• _Assignment 1_
Summarize the ShakeAlert passage in two sentences.
• _Assignment 2_
Reproduce the portion of the ShakeAlert passage between "Q: A few seconds" and "receive a ShakeAlert?", inclusive.

• _Passage to read_
········

A: The public should also consider downloading and installing apps, and when doing so they should look for those that say “Powered by ShakeAlert.” Android users will also benefit from ShakeAlerts that are integrated into that operating system. It is perfectly fine to have multiple delivery mechanisms on a wireless device. In fact, it may be preferable since alerting times can vary depending on the mechanism.
Q: In what other ways could ShakeAlerts issue warnings?
A: In addition to wireless devices, ShakeAlerts can be delivered by other means, for example sirens, road signs, stoplights at bridges, emergency broadcasts and other methods. For Oregonians to benefit from these diverse alerting mechanisms it is important that the system be adopted and embraced by the public and private sectors, since this will accelerate development of novel and effective alerting technologies.
Q: A few seconds doesn’t seem like much. How can that be beneficial?
A: ShakeAlert can protect the public by giving them precious seconds or tens of seconds of warning before strong shaking arrives from an earthquake. Studies show that when people are caught unaware by an earthquake or natural hazard, their ‘lizard brain’ takes over and they often take actions that are not safe. For example, panicking or running can lead to injuries due to falling or being hit by debris. By giving forewarning of imminent shaking via a ShakeAlert, the public can gather themselves and take protective action.
Q: What should a person do when they receive a ShakeAlert?
A: When someone receives a ShakeAlert they should move to a safe location and duck, cover and hold on to something until the shaking is complete.
At present, ShakeAlerts will warn that an earthquake has occurred and that shaking is expected. The public must be aware that shaking could begin immediately, the next few seconds or perhaps in tens of seconds. Given the range of alerting times, the recommended action is to find a safe spot to duck, cover and hold on.

········

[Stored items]
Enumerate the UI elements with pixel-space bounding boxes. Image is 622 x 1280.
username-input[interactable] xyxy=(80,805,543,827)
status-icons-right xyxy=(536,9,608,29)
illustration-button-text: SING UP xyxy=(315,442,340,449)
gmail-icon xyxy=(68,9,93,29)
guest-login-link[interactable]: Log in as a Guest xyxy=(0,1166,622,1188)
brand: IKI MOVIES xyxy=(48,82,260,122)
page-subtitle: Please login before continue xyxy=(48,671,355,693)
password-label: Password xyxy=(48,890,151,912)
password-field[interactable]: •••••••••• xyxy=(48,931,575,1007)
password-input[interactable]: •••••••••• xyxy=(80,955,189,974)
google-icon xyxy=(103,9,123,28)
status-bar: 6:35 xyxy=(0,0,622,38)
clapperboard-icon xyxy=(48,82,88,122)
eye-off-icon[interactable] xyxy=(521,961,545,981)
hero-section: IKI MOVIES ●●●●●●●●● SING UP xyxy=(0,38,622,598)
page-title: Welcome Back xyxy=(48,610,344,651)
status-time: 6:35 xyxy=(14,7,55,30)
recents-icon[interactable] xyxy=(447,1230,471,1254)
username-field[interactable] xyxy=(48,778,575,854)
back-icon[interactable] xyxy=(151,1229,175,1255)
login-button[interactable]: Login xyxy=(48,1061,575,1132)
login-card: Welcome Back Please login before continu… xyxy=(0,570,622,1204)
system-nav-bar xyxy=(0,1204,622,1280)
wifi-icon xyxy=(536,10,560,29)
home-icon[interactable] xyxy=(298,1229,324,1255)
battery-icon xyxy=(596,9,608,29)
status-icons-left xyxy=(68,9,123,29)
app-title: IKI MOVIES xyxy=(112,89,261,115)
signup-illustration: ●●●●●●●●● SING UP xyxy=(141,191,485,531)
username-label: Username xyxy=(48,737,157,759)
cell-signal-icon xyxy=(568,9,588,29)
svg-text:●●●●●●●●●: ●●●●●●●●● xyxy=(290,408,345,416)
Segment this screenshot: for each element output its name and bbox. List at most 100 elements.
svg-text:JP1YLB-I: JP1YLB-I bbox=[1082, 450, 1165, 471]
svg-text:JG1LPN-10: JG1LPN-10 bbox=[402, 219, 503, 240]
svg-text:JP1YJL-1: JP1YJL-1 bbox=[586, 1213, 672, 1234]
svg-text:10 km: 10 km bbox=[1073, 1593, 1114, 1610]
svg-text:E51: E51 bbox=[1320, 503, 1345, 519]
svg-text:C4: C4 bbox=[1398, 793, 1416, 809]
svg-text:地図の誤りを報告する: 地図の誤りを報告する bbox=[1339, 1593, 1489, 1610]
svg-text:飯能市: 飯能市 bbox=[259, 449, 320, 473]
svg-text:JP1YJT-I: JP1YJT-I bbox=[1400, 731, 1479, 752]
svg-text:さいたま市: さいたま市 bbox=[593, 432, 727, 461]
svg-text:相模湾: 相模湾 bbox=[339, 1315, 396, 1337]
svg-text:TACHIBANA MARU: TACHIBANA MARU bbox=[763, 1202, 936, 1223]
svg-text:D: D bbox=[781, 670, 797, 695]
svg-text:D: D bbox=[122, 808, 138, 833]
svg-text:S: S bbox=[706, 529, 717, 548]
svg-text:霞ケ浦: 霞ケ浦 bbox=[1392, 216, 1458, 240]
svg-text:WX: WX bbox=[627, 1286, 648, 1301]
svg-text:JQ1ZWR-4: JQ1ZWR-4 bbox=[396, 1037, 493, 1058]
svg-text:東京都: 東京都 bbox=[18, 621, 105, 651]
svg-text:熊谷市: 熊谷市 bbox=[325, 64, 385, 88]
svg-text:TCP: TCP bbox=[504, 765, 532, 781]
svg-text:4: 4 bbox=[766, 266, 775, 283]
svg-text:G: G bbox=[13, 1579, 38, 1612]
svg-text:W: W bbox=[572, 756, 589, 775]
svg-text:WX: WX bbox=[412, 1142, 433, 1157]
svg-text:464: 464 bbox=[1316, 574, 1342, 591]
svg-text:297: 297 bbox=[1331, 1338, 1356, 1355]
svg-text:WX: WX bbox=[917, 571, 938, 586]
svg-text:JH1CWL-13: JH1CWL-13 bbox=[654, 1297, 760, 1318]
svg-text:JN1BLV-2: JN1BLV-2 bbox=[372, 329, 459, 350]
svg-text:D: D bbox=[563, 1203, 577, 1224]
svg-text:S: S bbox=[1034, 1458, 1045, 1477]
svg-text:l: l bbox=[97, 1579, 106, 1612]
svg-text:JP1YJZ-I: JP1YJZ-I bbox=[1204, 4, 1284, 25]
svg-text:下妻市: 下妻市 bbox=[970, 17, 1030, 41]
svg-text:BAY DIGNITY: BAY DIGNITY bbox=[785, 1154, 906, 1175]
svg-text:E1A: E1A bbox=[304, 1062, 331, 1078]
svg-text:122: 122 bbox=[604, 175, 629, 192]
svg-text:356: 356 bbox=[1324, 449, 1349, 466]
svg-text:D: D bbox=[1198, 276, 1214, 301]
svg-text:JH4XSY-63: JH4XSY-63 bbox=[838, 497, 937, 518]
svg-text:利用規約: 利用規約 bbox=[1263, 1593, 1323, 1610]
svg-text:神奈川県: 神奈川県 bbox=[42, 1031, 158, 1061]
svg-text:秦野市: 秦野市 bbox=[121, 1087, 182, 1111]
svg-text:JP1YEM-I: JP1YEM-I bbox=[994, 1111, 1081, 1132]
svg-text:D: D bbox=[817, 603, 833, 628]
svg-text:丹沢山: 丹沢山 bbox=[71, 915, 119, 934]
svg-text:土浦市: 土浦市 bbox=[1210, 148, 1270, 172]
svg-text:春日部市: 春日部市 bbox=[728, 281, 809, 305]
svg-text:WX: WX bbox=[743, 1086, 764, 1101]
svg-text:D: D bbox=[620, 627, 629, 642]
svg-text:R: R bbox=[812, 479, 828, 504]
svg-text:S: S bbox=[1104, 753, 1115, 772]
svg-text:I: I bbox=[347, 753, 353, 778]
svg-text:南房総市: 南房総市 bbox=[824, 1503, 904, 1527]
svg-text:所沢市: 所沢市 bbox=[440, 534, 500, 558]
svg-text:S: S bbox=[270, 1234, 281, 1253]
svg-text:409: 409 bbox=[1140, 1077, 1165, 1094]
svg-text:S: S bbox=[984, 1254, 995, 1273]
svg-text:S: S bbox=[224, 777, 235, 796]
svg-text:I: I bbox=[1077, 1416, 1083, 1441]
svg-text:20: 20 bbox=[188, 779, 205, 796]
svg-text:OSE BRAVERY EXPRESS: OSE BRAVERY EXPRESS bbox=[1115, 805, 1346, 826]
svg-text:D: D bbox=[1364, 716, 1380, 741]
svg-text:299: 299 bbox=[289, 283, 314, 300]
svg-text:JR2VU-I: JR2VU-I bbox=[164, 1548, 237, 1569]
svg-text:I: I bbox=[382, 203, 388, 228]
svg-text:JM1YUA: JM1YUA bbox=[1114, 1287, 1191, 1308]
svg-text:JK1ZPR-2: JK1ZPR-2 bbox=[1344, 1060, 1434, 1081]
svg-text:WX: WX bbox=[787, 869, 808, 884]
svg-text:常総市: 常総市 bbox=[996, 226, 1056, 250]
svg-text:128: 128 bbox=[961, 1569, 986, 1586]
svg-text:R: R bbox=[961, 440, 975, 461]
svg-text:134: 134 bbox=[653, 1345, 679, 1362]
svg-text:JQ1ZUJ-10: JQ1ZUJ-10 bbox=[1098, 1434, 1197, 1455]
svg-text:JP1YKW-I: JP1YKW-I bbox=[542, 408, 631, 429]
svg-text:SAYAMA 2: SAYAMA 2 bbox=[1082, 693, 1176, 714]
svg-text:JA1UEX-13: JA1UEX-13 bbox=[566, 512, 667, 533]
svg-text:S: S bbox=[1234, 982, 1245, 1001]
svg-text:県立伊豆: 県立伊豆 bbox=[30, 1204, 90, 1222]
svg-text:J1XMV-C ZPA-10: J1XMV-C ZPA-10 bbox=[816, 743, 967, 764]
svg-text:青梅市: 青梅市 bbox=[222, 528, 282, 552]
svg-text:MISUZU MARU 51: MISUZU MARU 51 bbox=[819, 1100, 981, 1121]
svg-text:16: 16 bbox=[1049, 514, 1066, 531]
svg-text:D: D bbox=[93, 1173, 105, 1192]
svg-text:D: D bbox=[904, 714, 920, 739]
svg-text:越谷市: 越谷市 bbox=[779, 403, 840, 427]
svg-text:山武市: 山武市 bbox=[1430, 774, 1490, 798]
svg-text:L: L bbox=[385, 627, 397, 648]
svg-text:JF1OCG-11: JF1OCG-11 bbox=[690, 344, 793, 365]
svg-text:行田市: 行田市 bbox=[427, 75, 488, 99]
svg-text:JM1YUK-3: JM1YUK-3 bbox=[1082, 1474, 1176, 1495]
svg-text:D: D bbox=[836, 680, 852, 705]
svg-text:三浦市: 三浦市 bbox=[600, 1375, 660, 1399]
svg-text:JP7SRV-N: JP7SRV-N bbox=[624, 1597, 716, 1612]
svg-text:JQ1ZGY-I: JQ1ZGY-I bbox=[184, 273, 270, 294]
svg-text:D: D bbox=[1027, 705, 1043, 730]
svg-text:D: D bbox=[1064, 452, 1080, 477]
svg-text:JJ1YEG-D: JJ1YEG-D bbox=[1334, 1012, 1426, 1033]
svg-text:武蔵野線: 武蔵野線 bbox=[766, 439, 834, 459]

········

• _Written reply 1_
ShakeAlert warnings can reach the public through apps marked “Powered by ShakeAlert,” through the Android operating system, and through other means such as sirens, road signs, stoplights at bridges and emergency broadcasts. Because even a few seconds of warning lets people avoid unsafe reactions and shaking may begin immediately or within tens of seconds, anyone who receives an alert should move to a safe location and duck, cover and hold on until the shaking is complete.

• _Written reply 2_
Q: A few seconds doesn’t seem like much. How can that be beneficial?
A: ShakeAlert can protect the public by giving them precious seconds or tens of seconds of warning before strong shaking arrives from an earthquake. Studies show that when people are caught unaware by an earthquake or natural hazard, their ‘lizard brain’ takes over and they often take actions that are not safe. For example, panicking or running can lead to injuries due to falling or being hit by debris. By giving forewarning of imminent shaking via a ShakeAlert, the public can gather themselves and take protective action.
Q: What should a person do when they receive a ShakeAlert?